PASSAGE FOR REVIEW below:

In one of our favorite lesser-known museums in New York City, the Louis Armstrong Museum, are secret tapes of the music legend talking about being busted for smoking pot, and telling his manager he will refuse to play unless he fixes it so he can smoke as much as he wants without going to jail. The tapes were recorded by Armstrong himself on a reel-to-reel recorder at his home in Corona, Queens. From December 1950, until his death in 1971, Louis documented his life ‘for posterity’ on to 750 tapes, totaling thousands of hours of recordings, now owned by Louis Armstrong House Museum. He tells dirty jokes, rails against racism, practices his trumpet, and fights with his wife. And he talks at length about his regular marijuana use.
This week, the NYPD announced that they would stop arresting citizens for misdemeanor marijuana possession, instead issuing them with a $100 fine. But Armstrong had very different experiences with the cops, and was angry about being criminalized for what he considered to be a harmless way to relax.
“We always looked at pot as a kind of a medicine, ya know,” Armstrong says. “And we had much better thoughts than one that’s full of lush – meaning liquor. “I, for one, had to put it down ‘cause the law commenced to gettin’ heavier and they fell for that crap that gage is dope, ya know, and all that shit. But the respect for gage will stay with me forever. I have every reason to say these words and I am proud to say them from experiences, if no more. I’ll relate a few incidents for you. On the west coast of California in 1931, when Vic Burton – the top drummer in all of Hollywood – and I got busted together, it was during our intermission at this big night club which were packed and jammed every night with all sorts of my fans, including movie stars.
“Anyway, while Vic and I were blasting this joint, having lots of laughs and feelin’ good, enjoying each other’s fine company, we were standing in this great big lot in front of some cars. Just then, two big healthy dicks (detectives that is) come from behind a car nonchalantly and say to us ‘We’ll take the roach boys’. Mmmm! Vic and I said nothin’.

End of PASSAGE FOR REVIEW.
EXTRACTED ENTRIES below:

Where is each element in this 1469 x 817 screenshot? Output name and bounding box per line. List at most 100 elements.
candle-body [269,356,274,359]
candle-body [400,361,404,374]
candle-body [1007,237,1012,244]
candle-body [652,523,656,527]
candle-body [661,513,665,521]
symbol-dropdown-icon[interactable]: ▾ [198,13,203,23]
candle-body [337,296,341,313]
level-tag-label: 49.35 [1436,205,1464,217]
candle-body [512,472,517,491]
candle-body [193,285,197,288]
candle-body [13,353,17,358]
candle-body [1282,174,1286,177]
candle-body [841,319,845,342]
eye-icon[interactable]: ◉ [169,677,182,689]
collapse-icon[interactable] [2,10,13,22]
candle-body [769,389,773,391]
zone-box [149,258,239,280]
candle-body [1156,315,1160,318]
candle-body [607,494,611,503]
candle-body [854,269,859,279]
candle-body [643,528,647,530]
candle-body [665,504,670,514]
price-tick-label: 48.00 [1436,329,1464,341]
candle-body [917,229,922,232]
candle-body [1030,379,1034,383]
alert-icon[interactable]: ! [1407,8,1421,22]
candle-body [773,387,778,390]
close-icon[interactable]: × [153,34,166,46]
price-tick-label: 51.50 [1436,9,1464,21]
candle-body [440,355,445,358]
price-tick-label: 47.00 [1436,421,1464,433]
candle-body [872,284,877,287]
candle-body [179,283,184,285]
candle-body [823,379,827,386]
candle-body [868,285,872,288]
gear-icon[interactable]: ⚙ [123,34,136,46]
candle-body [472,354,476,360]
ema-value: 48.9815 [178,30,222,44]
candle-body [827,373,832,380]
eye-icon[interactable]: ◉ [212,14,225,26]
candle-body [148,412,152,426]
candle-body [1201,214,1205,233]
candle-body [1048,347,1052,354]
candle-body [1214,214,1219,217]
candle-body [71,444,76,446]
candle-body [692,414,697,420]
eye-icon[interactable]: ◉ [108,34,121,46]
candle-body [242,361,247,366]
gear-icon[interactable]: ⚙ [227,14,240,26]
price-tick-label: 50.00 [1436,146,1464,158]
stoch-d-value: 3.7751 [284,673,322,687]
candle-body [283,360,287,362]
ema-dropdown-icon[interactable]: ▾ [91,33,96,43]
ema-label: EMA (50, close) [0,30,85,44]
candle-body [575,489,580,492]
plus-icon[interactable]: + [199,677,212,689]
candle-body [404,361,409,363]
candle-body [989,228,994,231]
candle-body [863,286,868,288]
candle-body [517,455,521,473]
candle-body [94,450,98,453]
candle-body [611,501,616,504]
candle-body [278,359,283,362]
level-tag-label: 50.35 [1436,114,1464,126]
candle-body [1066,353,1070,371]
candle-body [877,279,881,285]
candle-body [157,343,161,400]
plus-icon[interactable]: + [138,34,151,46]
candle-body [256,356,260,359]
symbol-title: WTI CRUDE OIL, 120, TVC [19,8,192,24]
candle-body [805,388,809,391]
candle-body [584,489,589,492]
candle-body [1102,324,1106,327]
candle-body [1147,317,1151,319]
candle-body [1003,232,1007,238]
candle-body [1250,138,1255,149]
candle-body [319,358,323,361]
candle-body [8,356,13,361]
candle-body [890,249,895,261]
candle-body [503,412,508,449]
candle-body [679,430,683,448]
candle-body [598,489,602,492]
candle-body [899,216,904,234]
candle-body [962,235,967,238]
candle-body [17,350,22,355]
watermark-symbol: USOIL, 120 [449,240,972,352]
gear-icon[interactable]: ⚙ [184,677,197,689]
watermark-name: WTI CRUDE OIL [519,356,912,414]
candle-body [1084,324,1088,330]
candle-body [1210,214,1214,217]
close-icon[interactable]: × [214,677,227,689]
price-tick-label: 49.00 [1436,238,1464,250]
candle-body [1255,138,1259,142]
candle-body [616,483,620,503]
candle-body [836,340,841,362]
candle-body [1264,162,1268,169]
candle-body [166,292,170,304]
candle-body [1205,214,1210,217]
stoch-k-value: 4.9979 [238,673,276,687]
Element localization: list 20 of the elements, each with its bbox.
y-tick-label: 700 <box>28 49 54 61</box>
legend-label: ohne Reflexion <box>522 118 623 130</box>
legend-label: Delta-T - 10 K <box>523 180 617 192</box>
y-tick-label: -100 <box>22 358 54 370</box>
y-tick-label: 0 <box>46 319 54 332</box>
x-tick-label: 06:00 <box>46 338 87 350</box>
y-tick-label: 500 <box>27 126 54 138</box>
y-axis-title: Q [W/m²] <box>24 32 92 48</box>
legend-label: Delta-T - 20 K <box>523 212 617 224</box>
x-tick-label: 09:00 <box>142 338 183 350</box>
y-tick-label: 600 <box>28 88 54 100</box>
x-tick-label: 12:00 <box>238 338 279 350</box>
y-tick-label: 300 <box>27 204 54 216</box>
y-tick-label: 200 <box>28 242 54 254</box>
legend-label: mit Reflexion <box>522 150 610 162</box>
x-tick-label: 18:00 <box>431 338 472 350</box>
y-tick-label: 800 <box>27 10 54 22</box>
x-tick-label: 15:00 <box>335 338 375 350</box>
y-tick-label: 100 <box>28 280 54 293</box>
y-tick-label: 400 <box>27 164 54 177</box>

End of EXTRACTED ENTRIES.

▶ **EXERCISE GOAL**
Return the entire article on Louis Armstrong's home tapes word for word. Work from the article alone.

▶ **YOUR RESPONSE**
In one of our favorite lesser-known museums in New York City, the Louis Armstrong Museum, are secret tapes of the music legend talking about being busted for smoking pot, and telling his manager he will refuse to play unless he fixes it so he can smoke as much as he wants without going to jail. The tapes were recorded by Armstrong himself on a reel-to-reel recorder at his home in Corona, Queens. From December 1950, until his death in 1971, Louis documented his life ‘for posterity’ on to 750 tapes, totaling thousands of hours of recordings, now owned by Louis Armstrong House Museum. He tells dirty jokes, rails against racism, practices his trumpet, and fights with his wife. And he talks at length about his regular marijuana use.
This week, the NYPD announced that they would stop arresting citizens for misdemeanor marijuana possession, instead issuing them with a $100 fine. But Armstrong had very different experiences with the cops, and was angry about being criminalized for what he considered to be a harmless way to relax.
“We always looked at pot as a kind of a medicine, ya know,” Armstrong says. “And we had much better thoughts than one that’s full of lush – meaning liquor. “I, for one, had to put it down ‘cause the law commenced to gettin’ heavier and they fell for that crap that gage is dope, ya know, and all that shit. But the respect for gage will stay with me forever. I have every reason to say these words and I am proud to say them from experiences, if no more. I’ll relate a few incidents for you. On the west coast of California in 1931, when Vic Burton – the top drummer in all of Hollywood – and I got busted together, it was during our intermission at this big night club which were packed and jammed every night with all sorts of my fans, including movie stars.
“Anyway, while Vic and I were blasting this joint, having lots of laughs and feelin’ good, enjoying each other’s fine company, we were standing in this great big lot in front of some cars. Just then, two big healthy dicks (detectives that is) come from behind a car nonchalantly and say to us ‘We’ll take the roach boys’. Mmmm! Vic and I said nothin’.